● Task requirements: Search the records below for the word "this". Pull out each line that has it.

● Working data:

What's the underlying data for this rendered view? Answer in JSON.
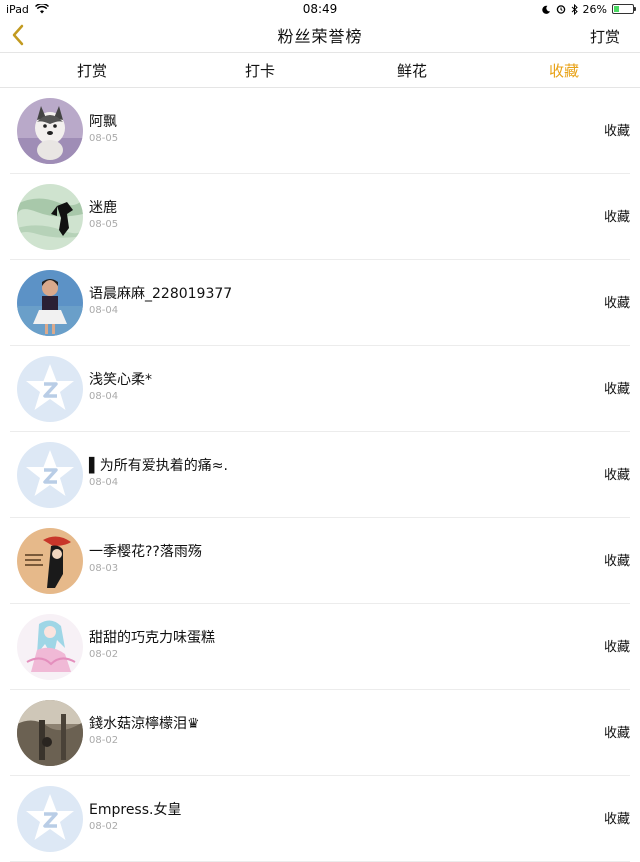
{
  "status_bar": {
    "device": "iPad",
    "time": "08:49",
    "battery": "26%",
    "battery_level": 0.26
  },
  "nav": {
    "title": "粉丝荣誉榜",
    "right_label": "打赏",
    "back_icon": "chevron-left-icon"
  },
  "tabs": [
    {
      "label": "打赏",
      "active": false
    },
    {
      "label": "打卡",
      "active": false
    },
    {
      "label": "鲜花",
      "active": false
    },
    {
      "label": "收藏",
      "active": true
    }
  ],
  "accent_color": "#e8a217",
  "items": [
    {
      "name": "阿飘",
      "date": "08-05",
      "action": "收藏",
      "avatar": "husky-dog-photo"
    },
    {
      "name": "迷鹿",
      "date": "08-05",
      "action": "收藏",
      "avatar": "ink-silhouette-photo"
    },
    {
      "name": "语晨麻麻_228019377",
      "date": "08-04",
      "action": "收藏",
      "avatar": "girl-photo"
    },
    {
      "name": "浅笑心柔*",
      "date": "08-04",
      "action": "收藏",
      "avatar": "default-z-avatar"
    },
    {
      "name": "▌为所有爱执着的痛≈.",
      "date": "08-04",
      "action": "收藏",
      "avatar": "default-z-avatar"
    },
    {
      "name": "一季樱花??落雨殇",
      "date": "08-03",
      "action": "收藏",
      "avatar": "red-hat-girl-photo"
    },
    {
      "name": "甜甜的巧克力味蛋糕",
      "date": "08-02",
      "action": "收藏",
      "avatar": "anime-girl-illustration"
    },
    {
      "name": "錢水菇涼檸檬泪♛",
      "date": "08-02",
      "action": "收藏",
      "avatar": "forest-photo"
    },
    {
      "name": "Empress.女皇",
      "date": "08-02",
      "action": "收藏",
      "avatar": "default-z-avatar"
    }
  ]
}
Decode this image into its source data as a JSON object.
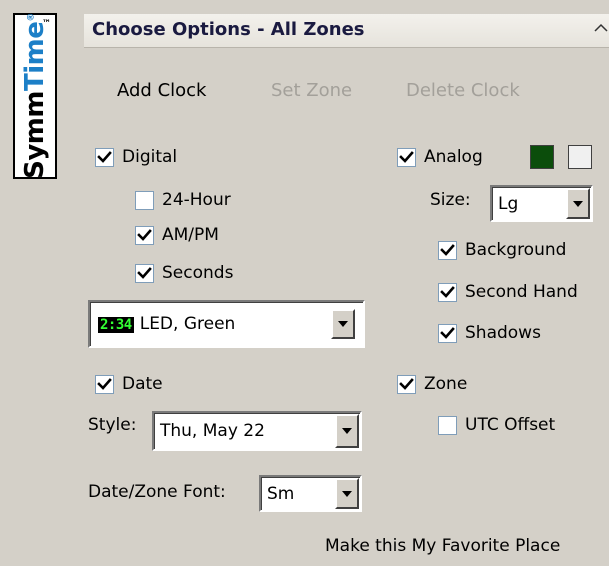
{
  "logo": {
    "symm": "Symm",
    "time": "Time",
    "tm": "™",
    "reg": "®"
  },
  "header": {
    "title": "Choose Options - All Zones"
  },
  "actions": {
    "add_clock": "Add Clock",
    "set_zone": "Set Zone",
    "delete_clock": "Delete Clock"
  },
  "digital": {
    "label": "Digital",
    "checked": true,
    "hour24": {
      "label": "24-Hour",
      "checked": false
    },
    "ampm": {
      "label": "AM/PM",
      "checked": true
    },
    "seconds": {
      "label": "Seconds",
      "checked": true
    },
    "style": {
      "preview": "2:34",
      "value": "LED, Green"
    }
  },
  "analog": {
    "label": "Analog",
    "checked": true,
    "colors": {
      "face": "#0b4d0b",
      "background": "#f0f0f0"
    },
    "size_label": "Size:",
    "size_value": "Lg",
    "background": {
      "label": "Background",
      "checked": true
    },
    "second_hand": {
      "label": "Second Hand",
      "checked": true
    },
    "shadows": {
      "label": "Shadows",
      "checked": true
    }
  },
  "date": {
    "label": "Date",
    "checked": true,
    "style_label": "Style:",
    "style_value": "Thu, May 22"
  },
  "zone": {
    "label": "Zone",
    "checked": true,
    "utc_offset": {
      "label": "UTC Offset",
      "checked": false
    }
  },
  "font": {
    "label": "Date/Zone Font:",
    "value": "Sm"
  },
  "footer": {
    "favorite": "Make this My Favorite Place"
  }
}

● Solution to the exercise:
What's the underlying data for this rendered view? Answer in JSON.
Decode this image into its source data as a JSON object.
    "favorite": "Make this My Favorite Place"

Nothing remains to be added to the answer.